Problem description: Copy every record below exactly as written, but leave out the pictures.

::: Raw records

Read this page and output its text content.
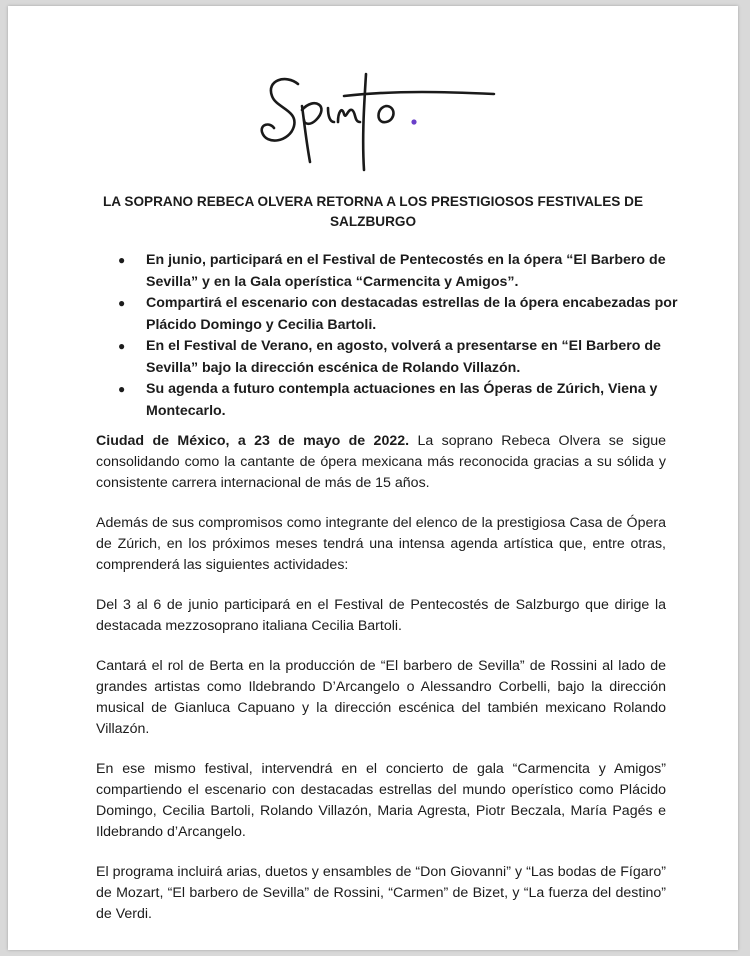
LA SOPRANO REBECA OLVERA RETORNA A LOS PRESTIGIOSOS FESTIVALES DE SALZBURGO
● En junio, participará en el Festival de Pentecostés en la ópera “El Barbero de Sevilla” y en la Gala operística “Carmencita y Amigos”.
● Compartirá el escenario con destacadas estrellas de la ópera encabezadas por Plácido Domingo y Cecilia Bartoli.
● En el Festival de Verano, en agosto, volverá a presentarse en “El Barbero de Sevilla” bajo la dirección escénica de Rolando Villazón.
● Su agenda a futuro contempla actuaciones en las Óperas de Zúrich, Viena y Montecarlo.

Ciudad de México, a 23 de mayo de 2022. La soprano Rebeca Olvera se sigue consolidando como la cantante de ópera mexicana más reconocida gracias a su sólida y consistente carrera internacional de más de 15 años.

Además de sus compromisos como integrante del elenco de la prestigiosa Casa de Ópera de Zúrich, en los próximos meses tendrá una intensa agenda artística que, entre otras, comprenderá las siguientes actividades:

Del 3 al 6 de junio participará en el Festival de Pentecostés de Salzburgo que dirige la destacada mezzosoprano italiana Cecilia Bartoli.

Cantará el rol de Berta en la producción de “El barbero de Sevilla” de Rossini al lado de grandes artistas como Ildebrando D’Arcangelo o Alessandro Corbelli, bajo la dirección musical de Gianluca Capuano y la dirección escénica del también mexicano Rolando Villazón.

En ese mismo festival, intervendrá en el concierto de gala “Carmencita y Amigos” compartiendo el escenario con destacadas estrellas del mundo operístico como Plácido Domingo, Cecilia Bartoli, Rolando Villazón, Maria Agresta, Piotr Beczala, María Pagés e Ildebrando d’Arcangelo.

El programa incluirá arias, duetos y ensambles de “Don Giovanni” y “Las bodas de Fígaro” de Mozart, “El barbero de Sevilla” de Rossini, “Carmen” de Bizet, y “La fuerza del destino” de Verdi.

::::::

Result:
Read this page and output its text content.
LA SOPRANO REBECA OLVERA RETORNA A LOS PRESTIGIOSOS FESTIVALES DE SALZBURGO
● En junio, participará en el Festival de Pentecostés en la ópera “El Barbero de Sevilla” y en la Gala operística “Carmencita y Amigos”.
● Compartirá el escenario con destacadas estrellas de la ópera encabezadas por Plácido Domingo y Cecilia Bartoli.
● En el Festival de Verano, en agosto, volverá a presentarse en “El Barbero de Sevilla” bajo la dirección escénica de Rolando Villazón.
● Su agenda a futuro contempla actuaciones en las Óperas de Zúrich, Viena y Montecarlo.

Ciudad de México, a 23 de mayo de 2022. La soprano Rebeca Olvera se sigue consolidando como la cantante de ópera mexicana más reconocida gracias a su sólida y consistente carrera internacional de más de 15 años.

Además de sus compromisos como integrante del elenco de la prestigiosa Casa de Ópera de Zúrich, en los próximos meses tendrá una intensa agenda artística que, entre otras, comprenderá las siguientes actividades:

Del 3 al 6 de junio participará en el Festival de Pentecostés de Salzburgo que dirige la destacada mezzosoprano italiana Cecilia Bartoli.

Cantará el rol de Berta en la producción de “El barbero de Sevilla” de Rossini al lado de grandes artistas como Ildebrando D’Arcangelo o Alessandro Corbelli, bajo la dirección musical de Gianluca Capuano y la dirección escénica del también mexicano Rolando Villazón.

En ese mismo festival, intervendrá en el concierto de gala “Carmencita y Amigos” compartiendo el escenario con destacadas estrellas del mundo operístico como Plácido Domingo, Cecilia Bartoli, Rolando Villazón, Maria Agresta, Piotr Beczala, María Pagés e Ildebrando d’Arcangelo.

El programa incluirá arias, duetos y ensambles de “Don Giovanni” y “Las bodas de Fígaro” de Mozart, “El barbero de Sevilla” de Rossini, “Carmen” de Bizet, y “La fuerza del destino” de Verdi.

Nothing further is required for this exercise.